GOAL OF THE EXERCISE:
Emit the data below verbatim, stripping out any pictures.

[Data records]
◆ ◆ ◆ ◆ ◆
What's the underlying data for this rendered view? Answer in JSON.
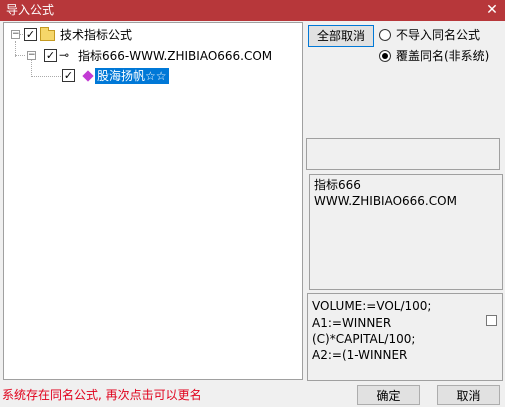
{
  "window": {
    "title": "导入公式",
    "close_glyph": "✕"
  },
  "tree": {
    "root": {
      "label": "技术指标公式",
      "checked": true,
      "expanded": true,
      "expander": "−"
    },
    "group": {
      "label": "指标666-WWW.ZHIBIAO666.COM",
      "checked": true,
      "expanded": true,
      "expander": "−"
    },
    "formula": {
      "label": "股海扬帆☆☆",
      "checked": true,
      "selected": true
    }
  },
  "actions": {
    "deselect_all_label": "全部取消",
    "ok_label": "确定",
    "cancel_label": "取消"
  },
  "options": {
    "skip_same_name_label": "不导入同名公式",
    "overwrite_label": "覆盖同名(非系统)",
    "selected": "overwrite"
  },
  "description": {
    "lines": [
      "指标666",
      "WWW.ZHIBIAO666.COM"
    ]
  },
  "code_preview": {
    "lines": [
      "VOLUME:=VOL/100;",
      "A1:=WINNER",
      "(C)*CAPITAL/100;",
      "A2:=(1-WINNER"
    ]
  },
  "status": {
    "message": "系统存在同名公式, 再次点击可以更名",
    "color": "#e0001b"
  },
  "colors": {
    "titlebar": "#b7373a",
    "selection": "#0078d7"
  },
  "icons": {
    "root": "folder-icon",
    "group": "key-icon",
    "formula": "formula-diamond-icon"
  }
}
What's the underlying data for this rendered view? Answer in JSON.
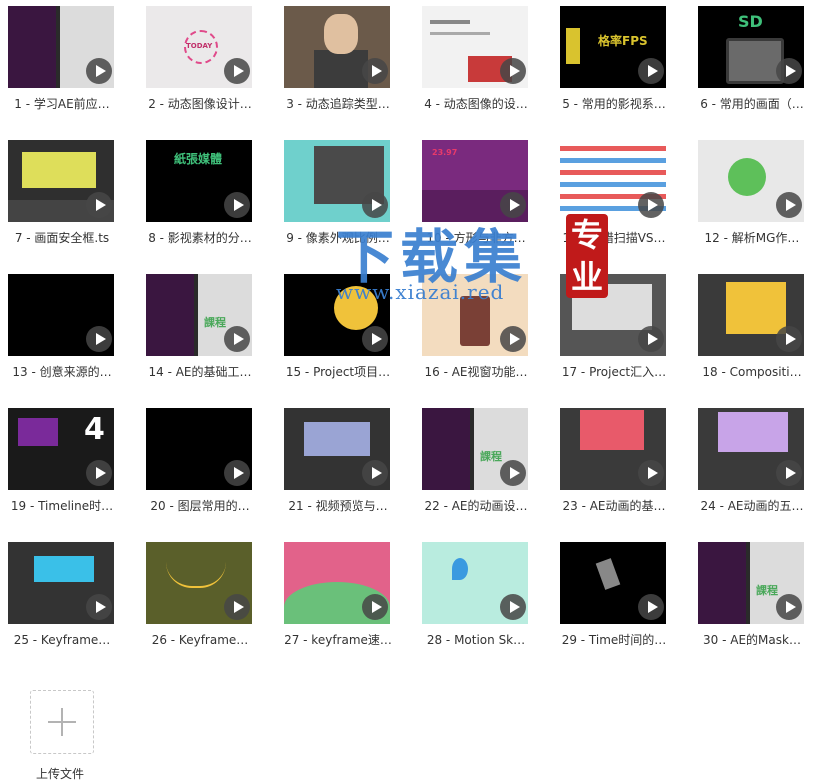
{
  "files": [
    {
      "caption": "1 - 学习AE前应…",
      "thumb": {
        "bg": "#2a2a2a"
      }
    },
    {
      "caption": "2 - 动态图像设计…",
      "thumb": {
        "bg": "#ebe9ea",
        "text": "TODAY"
      }
    },
    {
      "caption": "3 - 动态追踪类型…",
      "thumb": {
        "bg": "#6b5a4a"
      }
    },
    {
      "caption": "4 - 动态图像的设…",
      "thumb": {
        "bg": "#f2f2f2"
      }
    },
    {
      "caption": "5 - 常用的影视系…",
      "thumb": {
        "bg": "#000000",
        "text": "格率FPS"
      }
    },
    {
      "caption": "6 - 常用的画面（…",
      "thumb": {
        "bg": "#000000",
        "text": "SD"
      }
    },
    {
      "caption": "7 - 画面安全框.ts",
      "thumb": {
        "bg": "#2f2f2f"
      }
    },
    {
      "caption": "8 - 影视素材的分…",
      "thumb": {
        "bg": "#000000",
        "text": "紙張媒體"
      }
    },
    {
      "caption": "9 - 像素外观比例…",
      "thumb": {
        "bg": "#6fd0cc"
      }
    },
    {
      "caption": "10 - 方形与非方…",
      "thumb": {
        "bg": "#7a2a7e",
        "text": "23.97"
      }
    },
    {
      "caption": "11 - 交错扫描VS…",
      "thumb": {
        "bg": "#ffffff"
      }
    },
    {
      "caption": "12 - 解析MG作…",
      "thumb": {
        "bg": "#e8e8e8"
      }
    },
    {
      "caption": "13 - 创意来源的…",
      "thumb": {
        "bg": "#000000"
      }
    },
    {
      "caption": "14 - AE的基础工…",
      "thumb": {
        "bg": "#2a2a2a",
        "text": "課程"
      }
    },
    {
      "caption": "15 - Project项目…",
      "thumb": {
        "bg": "#000000"
      }
    },
    {
      "caption": "16 - AE视窗功能…",
      "thumb": {
        "bg": "#f3dcbf"
      }
    },
    {
      "caption": "17 - Project汇入…",
      "thumb": {
        "bg": "#555555"
      }
    },
    {
      "caption": "18 - Compositi…",
      "thumb": {
        "bg": "#3a3a3a"
      }
    },
    {
      "caption": "19 - Timeline时…",
      "thumb": {
        "bg": "#1a1a1a",
        "text": "4"
      }
    },
    {
      "caption": "20 - 图层常用的…",
      "thumb": {
        "bg": "#000000"
      }
    },
    {
      "caption": "21 - 视频预览与…",
      "thumb": {
        "bg": "#333333"
      }
    },
    {
      "caption": "22 - AE的动画设…",
      "thumb": {
        "bg": "#2a2a2a",
        "text": "課程"
      }
    },
    {
      "caption": "23 - AE动画的基…",
      "thumb": {
        "bg": "#3a3a3a"
      }
    },
    {
      "caption": "24 - AE动画的五…",
      "thumb": {
        "bg": "#3a3a3a"
      }
    },
    {
      "caption": "25 - Keyframe…",
      "thumb": {
        "bg": "#333333"
      }
    },
    {
      "caption": "26 - Keyframe…",
      "thumb": {
        "bg": "#5a5f2a"
      }
    },
    {
      "caption": "27 - keyframe速…",
      "thumb": {
        "bg": "#e2628a"
      }
    },
    {
      "caption": "28 - Motion Sk…",
      "thumb": {
        "bg": "#b9ecdf"
      }
    },
    {
      "caption": "29 - Time时间的…",
      "thumb": {
        "bg": "#000000"
      }
    },
    {
      "caption": "30 - AE的Mask…",
      "thumb": {
        "bg": "#2a2a2a",
        "text": "課程"
      }
    }
  ],
  "watermark": {
    "title": "下载集",
    "url": "www.xiazai.red",
    "seal": "专业"
  },
  "upload": {
    "label": "上传文件",
    "icon": "plus-icon"
  },
  "icons": {
    "play": "play-icon"
  }
}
◆ ◆ ◆ ◆ ◆
FINISHED EXERCISE:
What's the underlying data for this rendered view? Answer in JSON.
{
  "window": {
    "title": "导入公式",
    "close_glyph": "✕"
  },
  "tree": {
    "root": {
      "label": "技术指标公式",
      "checked": true,
      "expanded": true,
      "expander": "−"
    },
    "group": {
      "label": "指标666-WWW.ZHIBIAO666.COM",
      "checked": true,
      "expanded": true,
      "expander": "−"
    },
    "formula": {
      "label": "股海扬帆☆☆",
      "checked": true,
      "selected": true
    }
  },
  "actions": {
    "deselect_all_label": "全部取消",
    "ok_label": "确定",
    "cancel_label": "取消"
  },
  "options": {
    "skip_same_name_label": "不导入同名公式",
    "overwrite_label": "覆盖同名(非系统)",
    "selected": "overwrite"
  },
  "description": {
    "lines": [
      "指标666",
      "WWW.ZHIBIAO666.COM"
    ]
  },
  "code_preview": {
    "lines": [
      "VOLUME:=VOL/100;",
      "A1:=WINNER",
      "(C)*CAPITAL/100;",
      "A2:=(1-WINNER"
    ]
  },
  "status": {
    "message": "系统存在同名公式, 再次点击可以更名",
    "color": "#e0001b"
  },
  "colors": {
    "titlebar": "#b7373a",
    "selection": "#0078d7"
  },
  "icons": {
    "root": "folder-icon",
    "group": "key-icon",
    "formula": "formula-diamond-icon"
  }
}
What's the underlying data for this rendered view? Answer in JSON.
{
  "files": [
    {
      "caption": "1 - 学习AE前应…",
      "thumb": {
        "bg": "#2a2a2a"
      }
    },
    {
      "caption": "2 - 动态图像设计…",
      "thumb": {
        "bg": "#ebe9ea",
        "text": "TODAY"
      }
    },
    {
      "caption": "3 - 动态追踪类型…",
      "thumb": {
        "bg": "#6b5a4a"
      }
    },
    {
      "caption": "4 - 动态图像的设…",
      "thumb": {
        "bg": "#f2f2f2"
      }
    },
    {
      "caption": "5 - 常用的影视系…",
      "thumb": {
        "bg": "#000000",
        "text": "格率FPS"
      }
    },
    {
      "caption": "6 - 常用的画面（…",
      "thumb": {
        "bg": "#000000",
        "text": "SD"
      }
    },
    {
      "caption": "7 - 画面安全框.ts",
      "thumb": {
        "bg": "#2f2f2f"
      }
    },
    {
      "caption": "8 - 影视素材的分…",
      "thumb": {
        "bg": "#000000",
        "text": "紙張媒體"
      }
    },
    {
      "caption": "9 - 像素外观比例…",
      "thumb": {
        "bg": "#6fd0cc"
      }
    },
    {
      "caption": "10 - 方形与非方…",
      "thumb": {
        "bg": "#7a2a7e",
        "text": "23.97"
      }
    },
    {
      "caption": "11 - 交错扫描VS…",
      "thumb": {
        "bg": "#ffffff"
      }
    },
    {
      "caption": "12 - 解析MG作…",
      "thumb": {
        "bg": "#e8e8e8"
      }
    },
    {
      "caption": "13 - 创意来源的…",
      "thumb": {
        "bg": "#000000"
      }
    },
    {
      "caption": "14 - AE的基础工…",
      "thumb": {
        "bg": "#2a2a2a",
        "text": "課程"
      }
    },
    {
      "caption": "15 - Project项目…",
      "thumb": {
        "bg": "#000000"
      }
    },
    {
      "caption": "16 - AE视窗功能…",
      "thumb": {
        "bg": "#f3dcbf"
      }
    },
    {
      "caption": "17 - Project汇入…",
      "thumb": {
        "bg": "#555555"
      }
    },
    {
      "caption": "18 - Compositi…",
      "thumb": {
        "bg": "#3a3a3a"
      }
    },
    {
      "caption": "19 - Timeline时…",
      "thumb": {
        "bg": "#1a1a1a",
        "text": "4"
      }
    },
    {
      "caption": "20 - 图层常用的…",
      "thumb": {
        "bg": "#000000"
      }
    },
    {
      "caption": "21 - 视频预览与…",
      "thumb": {
        "bg": "#333333"
      }
    },
    {
      "caption": "22 - AE的动画设…",
      "thumb": {
        "bg": "#2a2a2a",
        "text": "課程"
      }
    },
    {
      "caption": "23 - AE动画的基…",
      "thumb": {
        "bg": "#3a3a3a"
      }
    },
    {
      "caption": "24 - AE动画的五…",
      "thumb": {
        "bg": "#3a3a3a"
      }
    },
    {
      "caption": "25 - Keyframe…",
      "thumb": {
        "bg": "#333333"
      }
    },
    {
      "caption": "26 - Keyframe…",
      "thumb": {
        "bg": "#5a5f2a"
      }
    },
    {
      "caption": "27 - keyframe速…",
      "thumb": {
        "bg": "#e2628a"
      }
    },
    {
      "caption": "28 - Motion Sk…",
      "thumb": {
        "bg": "#b9ecdf"
      }
    },
    {
      "caption": "29 - Time时间的…",
      "thumb": {
        "bg": "#000000"
      }
    },
    {
      "caption": "30 - AE的Mask…",
      "thumb": {
        "bg": "#2a2a2a",
        "text": "課程"
      }
    }
  ],
  "watermark": {
    "title": "下载集",
    "url": "www.xiazai.red",
    "seal": "专业"
  },
  "upload": {
    "label": "上传文件",
    "icon": "plus-icon"
  },
  "icons": {
    "play": "play-icon"
  }
}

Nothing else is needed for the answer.